Data lines

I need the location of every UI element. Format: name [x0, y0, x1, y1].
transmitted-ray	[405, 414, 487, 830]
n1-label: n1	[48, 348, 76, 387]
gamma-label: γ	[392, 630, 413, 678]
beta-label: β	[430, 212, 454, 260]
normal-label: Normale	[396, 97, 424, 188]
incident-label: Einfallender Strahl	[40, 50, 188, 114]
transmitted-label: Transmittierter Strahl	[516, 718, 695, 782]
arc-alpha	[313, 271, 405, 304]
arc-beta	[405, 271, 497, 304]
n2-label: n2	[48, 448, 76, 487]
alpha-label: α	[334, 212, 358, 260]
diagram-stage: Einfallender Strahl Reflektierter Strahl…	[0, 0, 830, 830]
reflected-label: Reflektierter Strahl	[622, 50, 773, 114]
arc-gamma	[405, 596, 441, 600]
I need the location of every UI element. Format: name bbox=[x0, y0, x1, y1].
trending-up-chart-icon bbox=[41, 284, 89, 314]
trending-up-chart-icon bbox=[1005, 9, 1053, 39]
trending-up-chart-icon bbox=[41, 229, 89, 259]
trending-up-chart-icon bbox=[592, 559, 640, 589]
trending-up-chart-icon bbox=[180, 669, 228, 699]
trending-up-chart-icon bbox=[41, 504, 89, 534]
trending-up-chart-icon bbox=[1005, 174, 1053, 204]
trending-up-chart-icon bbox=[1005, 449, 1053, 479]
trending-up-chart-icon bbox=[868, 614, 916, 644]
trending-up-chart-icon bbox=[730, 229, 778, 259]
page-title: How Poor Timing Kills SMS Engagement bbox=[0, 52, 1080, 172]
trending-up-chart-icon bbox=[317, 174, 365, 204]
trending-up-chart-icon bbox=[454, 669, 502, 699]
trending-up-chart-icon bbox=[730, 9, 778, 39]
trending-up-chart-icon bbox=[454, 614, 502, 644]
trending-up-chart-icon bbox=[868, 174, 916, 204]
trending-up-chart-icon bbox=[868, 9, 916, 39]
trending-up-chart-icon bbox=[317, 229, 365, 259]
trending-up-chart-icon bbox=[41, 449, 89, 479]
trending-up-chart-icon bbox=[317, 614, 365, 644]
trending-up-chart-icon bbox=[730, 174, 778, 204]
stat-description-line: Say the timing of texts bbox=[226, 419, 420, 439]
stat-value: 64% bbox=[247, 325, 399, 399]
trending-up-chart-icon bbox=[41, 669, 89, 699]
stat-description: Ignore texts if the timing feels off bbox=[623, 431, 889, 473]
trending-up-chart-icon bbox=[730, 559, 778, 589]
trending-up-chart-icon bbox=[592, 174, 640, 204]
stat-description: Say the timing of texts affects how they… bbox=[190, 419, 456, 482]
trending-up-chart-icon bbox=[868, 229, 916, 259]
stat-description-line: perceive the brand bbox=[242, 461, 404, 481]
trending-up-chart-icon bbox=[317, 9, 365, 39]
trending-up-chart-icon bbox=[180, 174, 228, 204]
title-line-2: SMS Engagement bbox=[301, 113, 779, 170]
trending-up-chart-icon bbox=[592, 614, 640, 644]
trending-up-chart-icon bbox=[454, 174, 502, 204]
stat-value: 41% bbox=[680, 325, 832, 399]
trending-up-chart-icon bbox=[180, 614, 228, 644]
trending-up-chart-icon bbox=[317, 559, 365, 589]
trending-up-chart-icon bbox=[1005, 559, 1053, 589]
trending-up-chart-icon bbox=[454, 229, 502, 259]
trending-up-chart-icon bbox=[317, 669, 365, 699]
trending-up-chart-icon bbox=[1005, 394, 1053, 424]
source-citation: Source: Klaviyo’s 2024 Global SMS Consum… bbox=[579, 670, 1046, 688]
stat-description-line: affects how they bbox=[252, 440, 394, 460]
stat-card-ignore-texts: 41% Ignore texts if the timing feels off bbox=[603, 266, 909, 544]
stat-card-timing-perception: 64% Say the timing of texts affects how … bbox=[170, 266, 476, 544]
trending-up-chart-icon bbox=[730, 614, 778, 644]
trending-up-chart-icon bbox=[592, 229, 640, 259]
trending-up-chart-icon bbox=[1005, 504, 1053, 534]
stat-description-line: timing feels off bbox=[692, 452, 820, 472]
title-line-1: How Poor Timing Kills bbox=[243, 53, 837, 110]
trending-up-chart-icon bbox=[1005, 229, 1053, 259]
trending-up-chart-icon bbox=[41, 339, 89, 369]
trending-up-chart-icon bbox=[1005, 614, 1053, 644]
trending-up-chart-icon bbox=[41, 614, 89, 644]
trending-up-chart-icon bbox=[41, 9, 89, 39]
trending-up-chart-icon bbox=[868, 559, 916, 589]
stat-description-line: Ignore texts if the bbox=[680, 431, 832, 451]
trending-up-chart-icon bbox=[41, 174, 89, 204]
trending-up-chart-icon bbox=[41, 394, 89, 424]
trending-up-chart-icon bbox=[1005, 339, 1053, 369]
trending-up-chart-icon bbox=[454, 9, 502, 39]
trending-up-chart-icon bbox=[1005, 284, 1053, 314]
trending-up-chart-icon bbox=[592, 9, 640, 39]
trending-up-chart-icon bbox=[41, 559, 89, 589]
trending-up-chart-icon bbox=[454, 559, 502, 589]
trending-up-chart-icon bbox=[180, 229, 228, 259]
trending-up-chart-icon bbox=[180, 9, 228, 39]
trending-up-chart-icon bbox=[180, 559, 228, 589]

What is being asked:
Copy the rows above word for word.

Exercise result:
I need the location of every UI element. Format: name [x0, y0, x1, y1].
transmitted-ray	[405, 414, 487, 830]
n1-label: n1	[48, 348, 76, 387]
gamma-label: γ	[392, 630, 413, 678]
beta-label: β	[430, 212, 454, 260]
normal-label: Normale	[396, 97, 424, 188]
incident-label: Einfallender Strahl	[40, 50, 188, 114]
transmitted-label: Transmittierter Strahl	[516, 718, 695, 782]
arc-alpha	[313, 271, 405, 304]
arc-beta	[405, 271, 497, 304]
n2-label: n2	[48, 448, 76, 487]
alpha-label: α	[334, 212, 358, 260]
diagram-stage: Einfallender Strahl Reflektierter Strahl…	[0, 0, 830, 830]
reflected-label: Reflektierter Strahl	[622, 50, 773, 114]
arc-gamma	[405, 596, 441, 600]
I need the location of every UI element. Format: name bbox=[x0, y0, x1, y1].
trending-up-chart-icon bbox=[41, 284, 89, 314]
trending-up-chart-icon bbox=[1005, 9, 1053, 39]
trending-up-chart-icon bbox=[41, 229, 89, 259]
trending-up-chart-icon bbox=[592, 559, 640, 589]
trending-up-chart-icon bbox=[180, 669, 228, 699]
trending-up-chart-icon bbox=[41, 504, 89, 534]
trending-up-chart-icon bbox=[1005, 174, 1053, 204]
trending-up-chart-icon bbox=[1005, 449, 1053, 479]
trending-up-chart-icon bbox=[868, 614, 916, 644]
trending-up-chart-icon bbox=[730, 229, 778, 259]
page-title: How Poor Timing Kills SMS Engagement bbox=[0, 52, 1080, 172]
trending-up-chart-icon bbox=[317, 174, 365, 204]
trending-up-chart-icon bbox=[454, 669, 502, 699]
trending-up-chart-icon bbox=[730, 9, 778, 39]
trending-up-chart-icon bbox=[454, 614, 502, 644]
trending-up-chart-icon bbox=[868, 174, 916, 204]
trending-up-chart-icon bbox=[868, 9, 916, 39]
trending-up-chart-icon bbox=[317, 229, 365, 259]
trending-up-chart-icon bbox=[41, 449, 89, 479]
trending-up-chart-icon bbox=[317, 614, 365, 644]
trending-up-chart-icon bbox=[730, 174, 778, 204]
stat-description-line: Say the timing of texts bbox=[226, 419, 420, 439]
stat-value: 64% bbox=[247, 325, 399, 399]
trending-up-chart-icon bbox=[41, 669, 89, 699]
stat-description: Ignore texts if the timing feels off bbox=[623, 431, 889, 473]
trending-up-chart-icon bbox=[730, 559, 778, 589]
trending-up-chart-icon bbox=[592, 174, 640, 204]
stat-description: Say the timing of texts affects how they… bbox=[190, 419, 456, 482]
trending-up-chart-icon bbox=[868, 229, 916, 259]
stat-description-line: perceive the brand bbox=[242, 461, 404, 481]
trending-up-chart-icon bbox=[317, 9, 365, 39]
trending-up-chart-icon bbox=[180, 174, 228, 204]
title-line-2: SMS Engagement bbox=[301, 113, 779, 170]
trending-up-chart-icon bbox=[592, 614, 640, 644]
trending-up-chart-icon bbox=[454, 174, 502, 204]
stat-value: 41% bbox=[680, 325, 832, 399]
trending-up-chart-icon bbox=[180, 614, 228, 644]
trending-up-chart-icon bbox=[317, 559, 365, 589]
trending-up-chart-icon bbox=[1005, 559, 1053, 589]
trending-up-chart-icon bbox=[454, 229, 502, 259]
trending-up-chart-icon bbox=[317, 669, 365, 699]
trending-up-chart-icon bbox=[1005, 394, 1053, 424]
source-citation: Source: Klaviyo’s 2024 Global SMS Consum… bbox=[579, 670, 1046, 688]
stat-description-line: affects how they bbox=[252, 440, 394, 460]
stat-card-ignore-texts: 41% Ignore texts if the timing feels off bbox=[603, 266, 909, 544]
stat-card-timing-perception: 64% Say the timing of texts affects how … bbox=[170, 266, 476, 544]
trending-up-chart-icon bbox=[730, 614, 778, 644]
trending-up-chart-icon bbox=[592, 229, 640, 259]
trending-up-chart-icon bbox=[1005, 504, 1053, 534]
stat-description-line: timing feels off bbox=[692, 452, 820, 472]
title-line-1: How Poor Timing Kills bbox=[243, 53, 837, 110]
trending-up-chart-icon bbox=[1005, 229, 1053, 259]
trending-up-chart-icon bbox=[41, 339, 89, 369]
trending-up-chart-icon bbox=[1005, 614, 1053, 644]
trending-up-chart-icon bbox=[41, 614, 89, 644]
trending-up-chart-icon bbox=[41, 9, 89, 39]
trending-up-chart-icon bbox=[868, 559, 916, 589]
stat-description-line: Ignore texts if the bbox=[680, 431, 832, 451]
trending-up-chart-icon bbox=[41, 174, 89, 204]
trending-up-chart-icon bbox=[41, 394, 89, 424]
trending-up-chart-icon bbox=[1005, 339, 1053, 369]
trending-up-chart-icon bbox=[454, 9, 502, 39]
trending-up-chart-icon bbox=[1005, 284, 1053, 314]
trending-up-chart-icon bbox=[592, 9, 640, 39]
trending-up-chart-icon bbox=[41, 559, 89, 589]
trending-up-chart-icon bbox=[454, 559, 502, 589]
trending-up-chart-icon bbox=[180, 229, 228, 259]
trending-up-chart-icon bbox=[180, 9, 228, 39]
trending-up-chart-icon bbox=[180, 559, 228, 589]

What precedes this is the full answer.